* Entries shown:
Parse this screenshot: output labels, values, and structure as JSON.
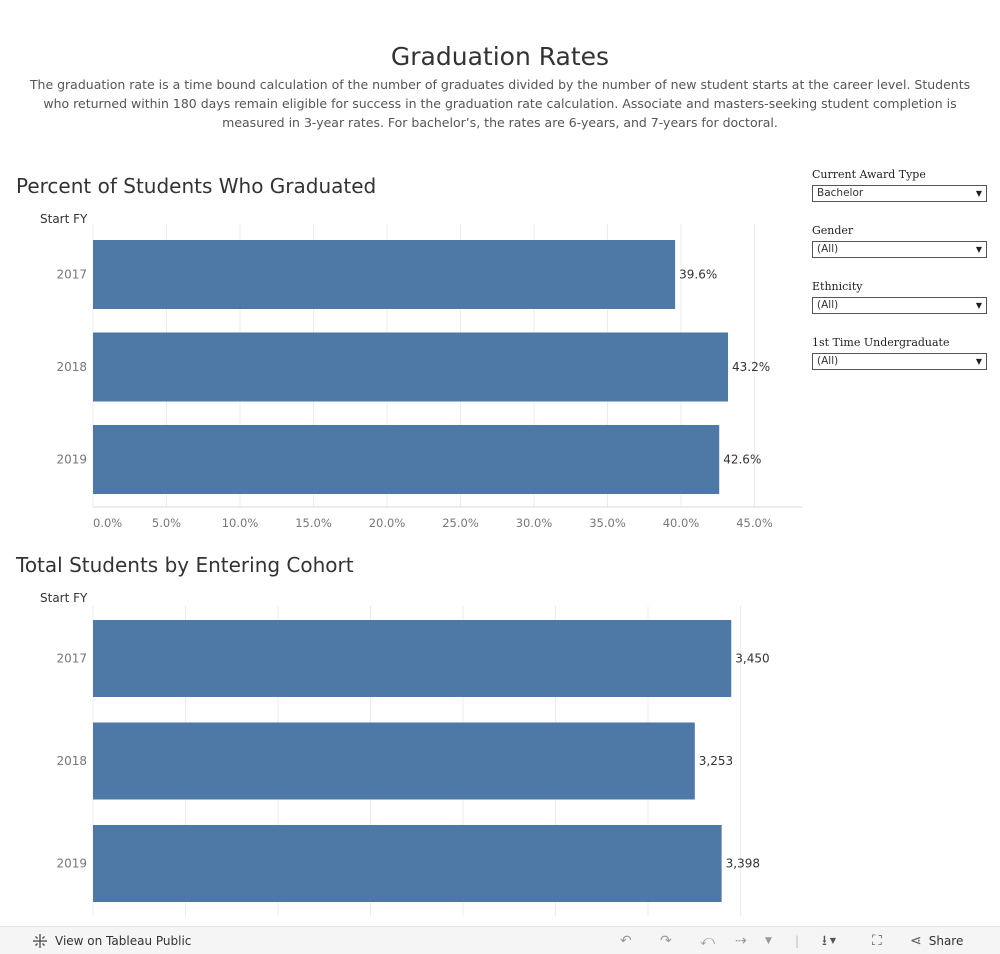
{
  "header": {
    "title": "Graduation Rates",
    "description": "The graduation rate is a time bound calculation of the number of graduates divided by the number of new student starts at the career level. Students who returned within 180 days remain eligible for success in the graduation rate calculation. Associate and masters-seeking student completion is measured in 3-year rates. For bachelor’s, the rates are 6-years, and 7-years for doctoral."
  },
  "chart_data": [
    {
      "type": "bar",
      "orientation": "horizontal",
      "title": "Percent of Students Who Graduated",
      "row_header": "Start FY",
      "categories": [
        "2017",
        "2018",
        "2019"
      ],
      "values": [
        39.6,
        43.2,
        42.6
      ],
      "value_labels": [
        "39.6%",
        "43.2%",
        "42.6%"
      ],
      "xlim": [
        0,
        48
      ],
      "ticks": [
        0,
        5,
        10,
        15,
        20,
        25,
        30,
        35,
        40,
        45
      ],
      "tick_labels": [
        "0.0%",
        "5.0%",
        "10.0%",
        "15.0%",
        "20.0%",
        "25.0%",
        "30.0%",
        "35.0%",
        "40.0%",
        "45.0%"
      ],
      "grid": true,
      "color": "#4e79a7"
    },
    {
      "type": "bar",
      "orientation": "horizontal",
      "title": "Total Students by Entering Cohort",
      "row_header": "Start FY",
      "categories": [
        "2017",
        "2018",
        "2019"
      ],
      "values": [
        3450,
        3253,
        3398
      ],
      "value_labels": [
        "3,450",
        "3,253",
        "3,398"
      ],
      "xlim": [
        0,
        3500
      ],
      "ticks": [
        0,
        500,
        1000,
        1500,
        2000,
        2500,
        3000,
        3500
      ],
      "tick_labels": [],
      "grid": true,
      "color": "#4e79a7"
    }
  ],
  "filters": [
    {
      "label": "Current Award Type",
      "value": "Bachelor"
    },
    {
      "label": "Gender",
      "value": "(All)"
    },
    {
      "label": "Ethnicity",
      "value": "(All)"
    },
    {
      "label": "1st Time Undergraduate",
      "value": "(All)"
    }
  ],
  "toolbar": {
    "view_label": "View on Tableau Public",
    "share_label": "Share",
    "icons": [
      "tableau-logo-icon",
      "undo-icon",
      "redo-icon",
      "revert-icon",
      "refresh-icon",
      "download-icon",
      "fullscreen-icon",
      "share-icon"
    ]
  }
}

* Problem requirements: Omit the pictures and restate the rest of the records verbatim.

* Output:
Parse this screenshot: output labels, values, and structure as JSON.
{
  "header": {
    "title": "Graduation Rates",
    "description": "The graduation rate is a time bound calculation of the number of graduates divided by the number of new student starts at the career level. Students who returned within 180 days remain eligible for success in the graduation rate calculation. Associate and masters-seeking student completion is measured in 3-year rates. For bachelor’s, the rates are 6-years, and 7-years for doctoral."
  },
  "chart_data": [
    {
      "type": "bar",
      "orientation": "horizontal",
      "title": "Percent of Students Who Graduated",
      "row_header": "Start FY",
      "categories": [
        "2017",
        "2018",
        "2019"
      ],
      "values": [
        39.6,
        43.2,
        42.6
      ],
      "value_labels": [
        "39.6%",
        "43.2%",
        "42.6%"
      ],
      "xlim": [
        0,
        48
      ],
      "ticks": [
        0,
        5,
        10,
        15,
        20,
        25,
        30,
        35,
        40,
        45
      ],
      "tick_labels": [
        "0.0%",
        "5.0%",
        "10.0%",
        "15.0%",
        "20.0%",
        "25.0%",
        "30.0%",
        "35.0%",
        "40.0%",
        "45.0%"
      ],
      "grid": true,
      "color": "#4e79a7"
    },
    {
      "type": "bar",
      "orientation": "horizontal",
      "title": "Total Students by Entering Cohort",
      "row_header": "Start FY",
      "categories": [
        "2017",
        "2018",
        "2019"
      ],
      "values": [
        3450,
        3253,
        3398
      ],
      "value_labels": [
        "3,450",
        "3,253",
        "3,398"
      ],
      "xlim": [
        0,
        3500
      ],
      "ticks": [
        0,
        500,
        1000,
        1500,
        2000,
        2500,
        3000,
        3500
      ],
      "tick_labels": [],
      "grid": true,
      "color": "#4e79a7"
    }
  ],
  "filters": [
    {
      "label": "Current Award Type",
      "value": "Bachelor"
    },
    {
      "label": "Gender",
      "value": "(All)"
    },
    {
      "label": "Ethnicity",
      "value": "(All)"
    },
    {
      "label": "1st Time Undergraduate",
      "value": "(All)"
    }
  ],
  "toolbar": {
    "view_label": "View on Tableau Public",
    "share_label": "Share",
    "icons": [
      "tableau-logo-icon",
      "undo-icon",
      "redo-icon",
      "revert-icon",
      "refresh-icon",
      "download-icon",
      "fullscreen-icon",
      "share-icon"
    ]
  }
}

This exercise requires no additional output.